>> START SOURCE MATERIAL

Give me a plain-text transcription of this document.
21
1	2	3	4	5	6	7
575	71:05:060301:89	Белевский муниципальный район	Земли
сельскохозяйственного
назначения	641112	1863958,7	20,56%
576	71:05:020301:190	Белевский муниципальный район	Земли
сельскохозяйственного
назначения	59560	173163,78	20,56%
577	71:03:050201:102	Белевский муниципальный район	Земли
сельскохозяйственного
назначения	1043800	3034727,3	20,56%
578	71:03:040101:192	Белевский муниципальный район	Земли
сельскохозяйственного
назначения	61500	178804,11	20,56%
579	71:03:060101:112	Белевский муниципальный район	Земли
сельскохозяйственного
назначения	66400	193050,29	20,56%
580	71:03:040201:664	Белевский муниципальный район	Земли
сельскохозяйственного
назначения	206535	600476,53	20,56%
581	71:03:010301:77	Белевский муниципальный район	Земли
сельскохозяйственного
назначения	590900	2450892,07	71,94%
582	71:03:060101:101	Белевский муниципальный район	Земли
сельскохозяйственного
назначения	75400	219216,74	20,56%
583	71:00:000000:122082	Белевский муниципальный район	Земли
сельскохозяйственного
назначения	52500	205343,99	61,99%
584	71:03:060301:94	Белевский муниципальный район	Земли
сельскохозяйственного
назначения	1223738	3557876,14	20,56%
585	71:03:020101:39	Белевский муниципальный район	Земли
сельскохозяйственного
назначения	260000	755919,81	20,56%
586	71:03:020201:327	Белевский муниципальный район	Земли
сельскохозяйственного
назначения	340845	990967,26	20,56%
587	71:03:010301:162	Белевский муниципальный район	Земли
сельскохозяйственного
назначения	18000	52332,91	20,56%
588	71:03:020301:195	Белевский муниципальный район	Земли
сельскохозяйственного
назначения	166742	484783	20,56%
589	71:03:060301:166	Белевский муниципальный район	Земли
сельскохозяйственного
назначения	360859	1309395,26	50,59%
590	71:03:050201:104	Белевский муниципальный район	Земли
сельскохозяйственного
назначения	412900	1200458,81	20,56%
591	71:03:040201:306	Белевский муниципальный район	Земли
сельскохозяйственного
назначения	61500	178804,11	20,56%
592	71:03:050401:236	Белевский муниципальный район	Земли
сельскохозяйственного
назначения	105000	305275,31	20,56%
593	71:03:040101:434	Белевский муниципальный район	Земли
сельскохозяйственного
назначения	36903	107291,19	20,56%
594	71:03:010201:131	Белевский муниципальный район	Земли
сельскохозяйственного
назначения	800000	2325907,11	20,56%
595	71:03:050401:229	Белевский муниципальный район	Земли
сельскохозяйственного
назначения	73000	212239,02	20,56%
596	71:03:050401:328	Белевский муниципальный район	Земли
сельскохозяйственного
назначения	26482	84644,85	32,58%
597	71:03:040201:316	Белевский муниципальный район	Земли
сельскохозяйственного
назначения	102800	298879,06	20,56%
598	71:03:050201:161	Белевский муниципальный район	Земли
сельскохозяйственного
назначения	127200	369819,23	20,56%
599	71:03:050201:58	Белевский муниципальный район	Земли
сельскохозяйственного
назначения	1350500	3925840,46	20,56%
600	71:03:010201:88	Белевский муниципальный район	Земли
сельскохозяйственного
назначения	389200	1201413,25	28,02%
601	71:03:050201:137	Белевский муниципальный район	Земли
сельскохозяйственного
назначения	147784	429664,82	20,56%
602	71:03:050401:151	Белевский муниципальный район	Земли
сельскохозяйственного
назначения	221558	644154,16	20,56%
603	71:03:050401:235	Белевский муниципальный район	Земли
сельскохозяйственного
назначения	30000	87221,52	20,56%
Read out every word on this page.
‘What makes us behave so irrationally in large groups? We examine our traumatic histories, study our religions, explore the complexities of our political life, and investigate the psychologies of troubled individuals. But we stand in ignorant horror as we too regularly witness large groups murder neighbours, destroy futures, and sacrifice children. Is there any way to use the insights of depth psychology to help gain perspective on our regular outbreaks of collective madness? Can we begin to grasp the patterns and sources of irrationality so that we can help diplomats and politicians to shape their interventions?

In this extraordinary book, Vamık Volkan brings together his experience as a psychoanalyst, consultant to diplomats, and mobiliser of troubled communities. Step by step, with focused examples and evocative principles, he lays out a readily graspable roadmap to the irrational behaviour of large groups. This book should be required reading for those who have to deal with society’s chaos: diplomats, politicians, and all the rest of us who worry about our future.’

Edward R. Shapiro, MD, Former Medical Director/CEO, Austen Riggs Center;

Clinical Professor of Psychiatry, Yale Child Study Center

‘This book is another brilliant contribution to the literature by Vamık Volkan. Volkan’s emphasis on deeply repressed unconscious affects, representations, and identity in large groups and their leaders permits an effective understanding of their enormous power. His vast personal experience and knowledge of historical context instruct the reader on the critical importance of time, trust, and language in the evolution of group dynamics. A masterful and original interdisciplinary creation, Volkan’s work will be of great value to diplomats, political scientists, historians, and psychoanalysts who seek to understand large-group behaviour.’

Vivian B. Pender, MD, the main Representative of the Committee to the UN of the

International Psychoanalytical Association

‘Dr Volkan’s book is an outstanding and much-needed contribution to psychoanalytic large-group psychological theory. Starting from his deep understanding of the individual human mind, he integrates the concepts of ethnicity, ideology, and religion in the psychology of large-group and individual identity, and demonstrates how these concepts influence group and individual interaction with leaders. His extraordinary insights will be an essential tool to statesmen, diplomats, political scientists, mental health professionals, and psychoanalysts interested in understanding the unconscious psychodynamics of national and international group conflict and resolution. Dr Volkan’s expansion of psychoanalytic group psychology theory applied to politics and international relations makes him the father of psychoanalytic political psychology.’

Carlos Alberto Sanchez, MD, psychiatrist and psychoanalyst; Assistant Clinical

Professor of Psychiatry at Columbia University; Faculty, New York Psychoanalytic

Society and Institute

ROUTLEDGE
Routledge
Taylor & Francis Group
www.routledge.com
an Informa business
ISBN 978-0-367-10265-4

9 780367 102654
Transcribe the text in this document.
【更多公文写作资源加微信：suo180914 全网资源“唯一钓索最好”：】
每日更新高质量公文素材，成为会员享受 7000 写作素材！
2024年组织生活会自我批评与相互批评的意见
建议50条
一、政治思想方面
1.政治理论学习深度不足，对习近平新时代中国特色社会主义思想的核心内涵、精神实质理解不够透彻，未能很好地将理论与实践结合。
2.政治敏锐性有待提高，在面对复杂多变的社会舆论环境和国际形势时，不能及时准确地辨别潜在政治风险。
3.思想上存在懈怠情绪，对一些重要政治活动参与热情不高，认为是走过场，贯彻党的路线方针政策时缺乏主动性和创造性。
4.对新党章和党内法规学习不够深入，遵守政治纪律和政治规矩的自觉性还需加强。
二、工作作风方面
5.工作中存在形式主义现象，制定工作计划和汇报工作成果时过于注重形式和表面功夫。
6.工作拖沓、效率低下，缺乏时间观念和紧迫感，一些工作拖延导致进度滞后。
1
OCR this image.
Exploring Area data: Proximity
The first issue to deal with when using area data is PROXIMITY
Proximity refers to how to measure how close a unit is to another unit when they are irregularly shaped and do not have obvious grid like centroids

>> END SOURCE MATERIAL

**EXERCISE REQUIREMENTS:** Return each entry from the material above exactly as it appears.

**RESPONSE TO THE TASK:**
Give me a plain-text transcription of this document.
21
1	2	3	4	5	6	7
575	71:05:060301:89	Белевский муниципальный район	Земли
сельскохозяйственного
назначения	641112	1863958,7	20,56%
576	71:05:020301:190	Белевский муниципальный район	Земли
сельскохозяйственного
назначения	59560	173163,78	20,56%
577	71:03:050201:102	Белевский муниципальный район	Земли
сельскохозяйственного
назначения	1043800	3034727,3	20,56%
578	71:03:040101:192	Белевский муниципальный район	Земли
сельскохозяйственного
назначения	61500	178804,11	20,56%
579	71:03:060101:112	Белевский муниципальный район	Земли
сельскохозяйственного
назначения	66400	193050,29	20,56%
580	71:03:040201:664	Белевский муниципальный район	Земли
сельскохозяйственного
назначения	206535	600476,53	20,56%
581	71:03:010301:77	Белевский муниципальный район	Земли
сельскохозяйственного
назначения	590900	2450892,07	71,94%
582	71:03:060101:101	Белевский муниципальный район	Земли
сельскохозяйственного
назначения	75400	219216,74	20,56%
583	71:00:000000:122082	Белевский муниципальный район	Земли
сельскохозяйственного
назначения	52500	205343,99	61,99%
584	71:03:060301:94	Белевский муниципальный район	Земли
сельскохозяйственного
назначения	1223738	3557876,14	20,56%
585	71:03:020101:39	Белевский муниципальный район	Земли
сельскохозяйственного
назначения	260000	755919,81	20,56%
586	71:03:020201:327	Белевский муниципальный район	Земли
сельскохозяйственного
назначения	340845	990967,26	20,56%
587	71:03:010301:162	Белевский муниципальный район	Земли
сельскохозяйственного
назначения	18000	52332,91	20,56%
588	71:03:020301:195	Белевский муниципальный район	Земли
сельскохозяйственного
назначения	166742	484783	20,56%
589	71:03:060301:166	Белевский муниципальный район	Земли
сельскохозяйственного
назначения	360859	1309395,26	50,59%
590	71:03:050201:104	Белевский муниципальный район	Земли
сельскохозяйственного
назначения	412900	1200458,81	20,56%
591	71:03:040201:306	Белевский муниципальный район	Земли
сельскохозяйственного
назначения	61500	178804,11	20,56%
592	71:03:050401:236	Белевский муниципальный район	Земли
сельскохозяйственного
назначения	105000	305275,31	20,56%
593	71:03:040101:434	Белевский муниципальный район	Земли
сельскохозяйственного
назначения	36903	107291,19	20,56%
594	71:03:010201:131	Белевский муниципальный район	Земли
сельскохозяйственного
назначения	800000	2325907,11	20,56%
595	71:03:050401:229	Белевский муниципальный район	Земли
сельскохозяйственного
назначения	73000	212239,02	20,56%
596	71:03:050401:328	Белевский муниципальный район	Земли
сельскохозяйственного
назначения	26482	84644,85	32,58%
597	71:03:040201:316	Белевский муниципальный район	Земли
сельскохозяйственного
назначения	102800	298879,06	20,56%
598	71:03:050201:161	Белевский муниципальный район	Земли
сельскохозяйственного
назначения	127200	369819,23	20,56%
599	71:03:050201:58	Белевский муниципальный район	Земли
сельскохозяйственного
назначения	1350500	3925840,46	20,56%
600	71:03:010201:88	Белевский муниципальный район	Земли
сельскохозяйственного
назначения	389200	1201413,25	28,02%
601	71:03:050201:137	Белевский муниципальный район	Земли
сельскохозяйственного
назначения	147784	429664,82	20,56%
602	71:03:050401:151	Белевский муниципальный район	Земли
сельскохозяйственного
назначения	221558	644154,16	20,56%
603	71:03:050401:235	Белевский муниципальный район	Земли
сельскохозяйственного
назначения	30000	87221,52	20,56%
Read out every word on this page.
‘What makes us behave so irrationally in large groups? We examine our traumatic histories, study our religions, explore the complexities of our political life, and investigate the psychologies of troubled individuals. But we stand in ignorant horror as we too regularly witness large groups murder neighbours, destroy futures, and sacrifice children. Is there any way to use the insights of depth psychology to help gain perspective on our regular outbreaks of collective madness? Can we begin to grasp the patterns and sources of irrationality so that we can help diplomats and politicians to shape their interventions?

In this extraordinary book, Vamık Volkan brings together his experience as a psychoanalyst, consultant to diplomats, and mobiliser of troubled communities. Step by step, with focused examples and evocative principles, he lays out a readily graspable roadmap to the irrational behaviour of large groups. This book should be required reading for those who have to deal with society’s chaos: diplomats, politicians, and all the rest of us who worry about our future.’

Edward R. Shapiro, MD, Former Medical Director/CEO, Austen Riggs Center;

Clinical Professor of Psychiatry, Yale Child Study Center

‘This book is another brilliant contribution to the literature by Vamık Volkan. Volkan’s emphasis on deeply repressed unconscious affects, representations, and identity in large groups and their leaders permits an effective understanding of their enormous power. His vast personal experience and knowledge of historical context instruct the reader on the critical importance of time, trust, and language in the evolution of group dynamics. A masterful and original interdisciplinary creation, Volkan’s work will be of great value to diplomats, political scientists, historians, and psychoanalysts who seek to understand large-group behaviour.’

Vivian B. Pender, MD, the main Representative of the Committee to the UN of the

International Psychoanalytical Association

‘Dr Volkan’s book is an outstanding and much-needed contribution to psychoanalytic large-group psychological theory. Starting from his deep understanding of the individual human mind, he integrates the concepts of ethnicity, ideology, and religion in the psychology of large-group and individual identity, and demonstrates how these concepts influence group and individual interaction with leaders. His extraordinary insights will be an essential tool to statesmen, diplomats, political scientists, mental health professionals, and psychoanalysts interested in understanding the unconscious psychodynamics of national and international group conflict and resolution. Dr Volkan’s expansion of psychoanalytic group psychology theory applied to politics and international relations makes him the father of psychoanalytic political psychology.’

Carlos Alberto Sanchez, MD, psychiatrist and psychoanalyst; Assistant Clinical

Professor of Psychiatry at Columbia University; Faculty, New York Psychoanalytic

Society and Institute

ROUTLEDGE
Routledge
Taylor & Francis Group
www.routledge.com
an Informa business
ISBN 978-0-367-10265-4

9 780367 102654
Transcribe the text in this document.
【更多公文写作资源加微信：suo180914 全网资源“唯一钓索最好”：】
每日更新高质量公文素材，成为会员享受 7000 写作素材！
2024年组织生活会自我批评与相互批评的意见
建议50条
一、政治思想方面
1.政治理论学习深度不足，对习近平新时代中国特色社会主义思想的核心内涵、精神实质理解不够透彻，未能很好地将理论与实践结合。
2.政治敏锐性有待提高，在面对复杂多变的社会舆论环境和国际形势时，不能及时准确地辨别潜在政治风险。
3.思想上存在懈怠情绪，对一些重要政治活动参与热情不高，认为是走过场，贯彻党的路线方针政策时缺乏主动性和创造性。
4.对新党章和党内法规学习不够深入，遵守政治纪律和政治规矩的自觉性还需加强。
二、工作作风方面
5.工作中存在形式主义现象，制定工作计划和汇报工作成果时过于注重形式和表面功夫。
6.工作拖沓、效率低下，缺乏时间观念和紧迫感，一些工作拖延导致进度滞后。
1
OCR this image.
Exploring Area data: Proximity
The first issue to deal with when using area data is PROXIMITY
Proximity refers to how to measure how close a unit is to another unit when they are irregularly shaped and do not have obvious grid like centroids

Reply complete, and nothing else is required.